(Collected data entries)

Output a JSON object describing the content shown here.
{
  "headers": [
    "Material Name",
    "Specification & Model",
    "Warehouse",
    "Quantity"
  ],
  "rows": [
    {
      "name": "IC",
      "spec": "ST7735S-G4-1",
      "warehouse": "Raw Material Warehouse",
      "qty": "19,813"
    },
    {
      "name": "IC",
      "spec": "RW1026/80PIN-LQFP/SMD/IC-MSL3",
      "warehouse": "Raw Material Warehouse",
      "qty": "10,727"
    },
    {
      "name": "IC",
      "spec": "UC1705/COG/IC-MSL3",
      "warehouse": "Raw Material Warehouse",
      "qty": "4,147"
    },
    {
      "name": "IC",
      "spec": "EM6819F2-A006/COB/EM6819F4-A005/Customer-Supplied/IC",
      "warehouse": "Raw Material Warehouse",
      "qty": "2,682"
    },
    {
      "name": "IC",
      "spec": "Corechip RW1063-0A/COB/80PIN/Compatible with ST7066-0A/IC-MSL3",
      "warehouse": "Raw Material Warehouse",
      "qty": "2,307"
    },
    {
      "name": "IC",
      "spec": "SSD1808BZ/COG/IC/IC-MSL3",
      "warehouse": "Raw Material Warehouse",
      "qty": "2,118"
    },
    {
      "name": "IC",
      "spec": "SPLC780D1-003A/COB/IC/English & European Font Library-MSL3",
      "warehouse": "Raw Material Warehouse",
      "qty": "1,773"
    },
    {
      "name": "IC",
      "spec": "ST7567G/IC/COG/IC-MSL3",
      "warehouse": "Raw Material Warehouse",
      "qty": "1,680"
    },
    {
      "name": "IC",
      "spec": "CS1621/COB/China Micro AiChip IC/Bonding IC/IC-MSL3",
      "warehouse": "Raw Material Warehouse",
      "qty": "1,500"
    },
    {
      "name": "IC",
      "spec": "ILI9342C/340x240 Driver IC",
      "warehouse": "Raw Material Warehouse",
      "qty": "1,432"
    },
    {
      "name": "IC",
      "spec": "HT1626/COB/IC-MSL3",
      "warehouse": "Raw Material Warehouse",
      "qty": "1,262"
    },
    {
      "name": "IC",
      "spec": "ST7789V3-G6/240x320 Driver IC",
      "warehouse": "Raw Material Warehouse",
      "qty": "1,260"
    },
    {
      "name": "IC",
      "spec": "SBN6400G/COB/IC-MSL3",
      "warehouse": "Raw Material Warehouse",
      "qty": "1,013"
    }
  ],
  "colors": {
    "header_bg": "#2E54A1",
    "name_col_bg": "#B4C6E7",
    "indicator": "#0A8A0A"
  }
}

(WORK INSTRUCTIONS): Each record above must be given again exactly.

(RESULT OF THE EXERCISE):
Output a JSON object describing the content shown here.
{
  "headers": [
    "Material Name",
    "Specification & Model",
    "Warehouse",
    "Quantity"
  ],
  "rows": [
    {
      "name": "IC",
      "spec": "ST7735S-G4-1",
      "warehouse": "Raw Material Warehouse",
      "qty": "19,813"
    },
    {
      "name": "IC",
      "spec": "RW1026/80PIN-LQFP/SMD/IC-MSL3",
      "warehouse": "Raw Material Warehouse",
      "qty": "10,727"
    },
    {
      "name": "IC",
      "spec": "UC1705/COG/IC-MSL3",
      "warehouse": "Raw Material Warehouse",
      "qty": "4,147"
    },
    {
      "name": "IC",
      "spec": "EM6819F2-A006/COB/EM6819F4-A005/Customer-Supplied/IC",
      "warehouse": "Raw Material Warehouse",
      "qty": "2,682"
    },
    {
      "name": "IC",
      "spec": "Corechip RW1063-0A/COB/80PIN/Compatible with ST7066-0A/IC-MSL3",
      "warehouse": "Raw Material Warehouse",
      "qty": "2,307"
    },
    {
      "name": "IC",
      "spec": "SSD1808BZ/COG/IC/IC-MSL3",
      "warehouse": "Raw Material Warehouse",
      "qty": "2,118"
    },
    {
      "name": "IC",
      "spec": "SPLC780D1-003A/COB/IC/English & European Font Library-MSL3",
      "warehouse": "Raw Material Warehouse",
      "qty": "1,773"
    },
    {
      "name": "IC",
      "spec": "ST7567G/IC/COG/IC-MSL3",
      "warehouse": "Raw Material Warehouse",
      "qty": "1,680"
    },
    {
      "name": "IC",
      "spec": "CS1621/COB/China Micro AiChip IC/Bonding IC/IC-MSL3",
      "warehouse": "Raw Material Warehouse",
      "qty": "1,500"
    },
    {
      "name": "IC",
      "spec": "ILI9342C/340x240 Driver IC",
      "warehouse": "Raw Material Warehouse",
      "qty": "1,432"
    },
    {
      "name": "IC",
      "spec": "HT1626/COB/IC-MSL3",
      "warehouse": "Raw Material Warehouse",
      "qty": "1,262"
    },
    {
      "name": "IC",
      "spec": "ST7789V3-G6/240x320 Driver IC",
      "warehouse": "Raw Material Warehouse",
      "qty": "1,260"
    },
    {
      "name": "IC",
      "spec": "SBN6400G/COB/IC-MSL3",
      "warehouse": "Raw Material Warehouse",
      "qty": "1,013"
    }
  ],
  "colors": {
    "header_bg": "#2E54A1",
    "name_col_bg": "#B4C6E7",
    "indicator": "#0A8A0A"
  }
}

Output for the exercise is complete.